= GIVEN RECORDS =

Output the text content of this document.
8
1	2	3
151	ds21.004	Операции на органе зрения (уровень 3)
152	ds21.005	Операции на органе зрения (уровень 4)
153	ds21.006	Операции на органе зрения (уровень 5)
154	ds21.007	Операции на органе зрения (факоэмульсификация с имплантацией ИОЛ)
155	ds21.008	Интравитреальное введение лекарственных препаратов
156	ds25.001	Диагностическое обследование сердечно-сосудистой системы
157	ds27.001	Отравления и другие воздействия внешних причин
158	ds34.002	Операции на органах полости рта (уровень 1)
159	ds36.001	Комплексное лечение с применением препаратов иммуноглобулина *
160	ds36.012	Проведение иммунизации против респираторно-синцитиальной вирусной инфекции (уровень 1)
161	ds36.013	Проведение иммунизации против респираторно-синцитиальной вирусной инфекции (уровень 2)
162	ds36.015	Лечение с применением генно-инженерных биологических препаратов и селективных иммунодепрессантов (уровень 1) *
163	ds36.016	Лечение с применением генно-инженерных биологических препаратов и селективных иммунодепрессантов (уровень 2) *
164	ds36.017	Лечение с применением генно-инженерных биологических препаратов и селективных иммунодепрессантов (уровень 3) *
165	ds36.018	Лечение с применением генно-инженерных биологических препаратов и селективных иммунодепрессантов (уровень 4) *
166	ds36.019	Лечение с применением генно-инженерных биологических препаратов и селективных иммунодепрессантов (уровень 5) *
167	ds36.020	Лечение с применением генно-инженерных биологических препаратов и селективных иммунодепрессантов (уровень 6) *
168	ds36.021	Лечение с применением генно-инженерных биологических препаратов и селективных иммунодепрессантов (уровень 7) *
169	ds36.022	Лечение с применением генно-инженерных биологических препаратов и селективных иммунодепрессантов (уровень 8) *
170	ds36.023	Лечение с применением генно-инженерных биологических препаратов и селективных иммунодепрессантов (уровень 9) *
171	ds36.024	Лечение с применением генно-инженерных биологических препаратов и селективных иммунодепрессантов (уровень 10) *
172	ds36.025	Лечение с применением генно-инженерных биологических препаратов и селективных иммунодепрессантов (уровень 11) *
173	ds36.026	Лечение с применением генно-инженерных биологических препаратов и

= EXERCISE BRIEF =
Report all lines of the material that contain the word "инфекции".

= ANSWER BELOW =
160	ds36.012	Проведение иммунизации против респираторно-синцитиальной вирусной инфекции (уровень 1)
161	ds36.013	Проведение иммунизации против респираторно-синцитиальной вирусной инфекции (уровень 2)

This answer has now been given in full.